TO DO
1. In two sentences, summarize the passage about losing the use of one arm to a designer handbag.
2. What does the writer of the designer handbag passage prefer to call "such a robbing" instead of a handicap?
3. Pick up the passage about carrying a designer handbag after its final sentence and keep writing in the same voice.

DOCUMENT TEXT
____________

Of course, we have been taught that such a robbing is a handicap, when I prefer to think of it as a disability. That is: not being able to use one arm is a profound loss if you understand “ability” as defined by a sparkly healthy body. But the tenets of physical health are often tied to masculine notions of physical boorishness. The logic of which is something like, suppose a bully came after you: how are you supposed to properly defend yourself if one arm is locked in the deadly (but delicious) embrace of a designer handbag?

____________

PROVIDED DATA
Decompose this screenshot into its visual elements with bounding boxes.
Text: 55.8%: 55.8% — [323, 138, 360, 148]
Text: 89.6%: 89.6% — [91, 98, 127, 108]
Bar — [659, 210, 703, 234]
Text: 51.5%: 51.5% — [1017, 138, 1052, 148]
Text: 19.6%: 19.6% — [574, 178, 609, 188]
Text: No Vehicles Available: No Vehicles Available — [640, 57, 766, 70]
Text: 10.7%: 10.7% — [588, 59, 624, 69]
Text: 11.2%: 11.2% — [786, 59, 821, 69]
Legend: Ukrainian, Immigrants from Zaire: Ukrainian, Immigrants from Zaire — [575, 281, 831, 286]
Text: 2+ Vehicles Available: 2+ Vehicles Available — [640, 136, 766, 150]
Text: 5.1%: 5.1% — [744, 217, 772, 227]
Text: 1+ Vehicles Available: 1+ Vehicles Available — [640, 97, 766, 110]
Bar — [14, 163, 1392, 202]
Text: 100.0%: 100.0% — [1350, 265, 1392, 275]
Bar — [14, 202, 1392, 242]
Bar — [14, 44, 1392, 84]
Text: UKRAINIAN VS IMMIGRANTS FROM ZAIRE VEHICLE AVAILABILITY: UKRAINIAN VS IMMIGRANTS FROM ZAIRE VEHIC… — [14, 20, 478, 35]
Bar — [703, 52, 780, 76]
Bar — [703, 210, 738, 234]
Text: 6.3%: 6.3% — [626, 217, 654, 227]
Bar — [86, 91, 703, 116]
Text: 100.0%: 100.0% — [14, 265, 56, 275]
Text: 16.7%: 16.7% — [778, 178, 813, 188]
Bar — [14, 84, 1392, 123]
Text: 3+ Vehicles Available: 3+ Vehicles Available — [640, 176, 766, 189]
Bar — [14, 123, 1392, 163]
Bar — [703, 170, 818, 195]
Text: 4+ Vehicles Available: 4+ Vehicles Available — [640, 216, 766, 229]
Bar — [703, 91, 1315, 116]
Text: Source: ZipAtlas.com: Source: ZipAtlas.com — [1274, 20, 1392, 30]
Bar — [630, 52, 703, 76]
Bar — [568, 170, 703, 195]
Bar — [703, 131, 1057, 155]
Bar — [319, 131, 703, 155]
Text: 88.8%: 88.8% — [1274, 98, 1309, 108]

____________

EXPECTED RESULTS
1. The writer prefers to call the loss of one arm's use a disability instead of the handicap we are taught it is, a profound loss only if ability is defined by a sparkly healthy body. The tenets of physical health, the writer says, are often tied to masculine notions of physical boorishness, as in the question of how to defend yourself from a bully with one arm locked in the embrace of a designer handbag.

2. A disability.

3.
My answer: well, the handbag doesn’t rob you of the use of your legs, does it? Of course, running away is so un-manly, I guess. Which goes along pretty well with how the mechanics of transporting goods has been gendered: if it allows you free use of your arms, you are pretty able-bodied and more aligned with men. But running away is not the only recourse available to a poor defenseless handbagger. There is a great moment in Jennie Livingston’s film Paris is Burning in which an attitudinous emcee at a drag ball comments on the evening ensemble of a ball walker: “Everybody knows that an evening bag is a must. No lady is safe at night.” In this pretty natural conclusion, the handbag becomes a weapon—that old adage about carrying a brick in your handbag is no joke. The item that hobbles you into femininity is that which can re-arm you. In this way, I think of the handbag as a pretty rad piece of low-fi technology: it physically handicaps you, but simultaneously gives you the prosthetic by which you can transform that handicap into an empowering identity of “the disabled.” The handbag is the ultimate feminine prosthetic.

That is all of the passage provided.